If a line below contains the word "with", count it. Please give the total and nothing else.

(Records from a dataset)
- - -

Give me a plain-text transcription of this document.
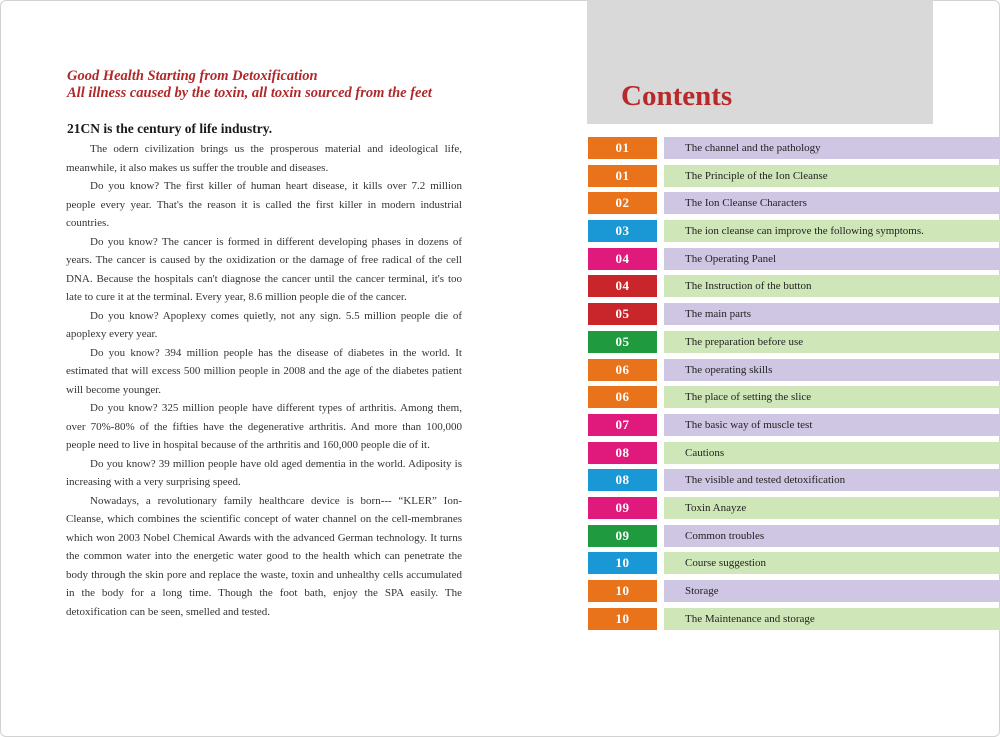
Good Health Starting from Detoxification
All illness caused by the toxin, all toxin sourced from the feet
21CN is the century of life industry.

The odern civilization brings us the prosperous material and ideological life, meanwhile, it also makes us suffer the trouble and diseases.

Do you know? The first killer of human heart disease, it kills over 7.2 million people every year. That's the reason it is called the first killer in modern industrial countries.

Do you know? The cancer is formed in different developing phases in dozens of years. The cancer is caused by the oxidization or the damage of free radical of the cell DNA. Because the hospitals can't diagnose the cancer until the cancer terminal, it's too late to cure it at the terminal. Every year, 8.6 million people die of the cancer.

Do you know? Apoplexy comes quietly, not any sign. 5.5 million people die of apoplexy every year.

Do you know? 394 million people has the disease of diabetes in the world. It estimated that will excess 500 million people in 2008 and the age of the diabetes patient will become younger.

Do you know? 325 million people have different types of arthritis. Among them, over 70%-80% of the fifties have the degenerative arthritis. And more than 100,000 people need to live in hospital because of the arthritis and 160,000 people die of it.

Do you know? 39 million people have old aged dementia in the world. Adiposity is increasing with a very surprising speed.

Nowadays, a revolutionary family healthcare device is born--- “KLER” Ion-Cleanse, which combines the scientific concept of water channel on the cell-membranes which won 2003 Nobel Chemical Awards with the advanced German technology. It turns the common water into the energetic water good to the health which can penetrate the body through the skin pore and replace the waste, toxin and unhealthy cells accumulated in the body for a long time. Though the foot bath, enjoy the SPA easily. The detoxification can be seen, smelled and tested.

Contents
01	The channel and the pathology
01	The Principle of the Ion Cleanse
02	The Ion Cleanse Characters
03	The ion cleanse can improve the following symptoms.
04	The Operating Panel
04	The Instruction of the button
05	The main parts
05	The preparation before use
06	The operating skills
06	The place of setting the slice
07	The basic way of muscle test
08	Cautions
08	The visible and tested detoxification
09	Toxin Anayze
09	Common troubles
10	Course suggestion
10	Storage
10	The Maintenance and storage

- - -

→ **Reply**:
2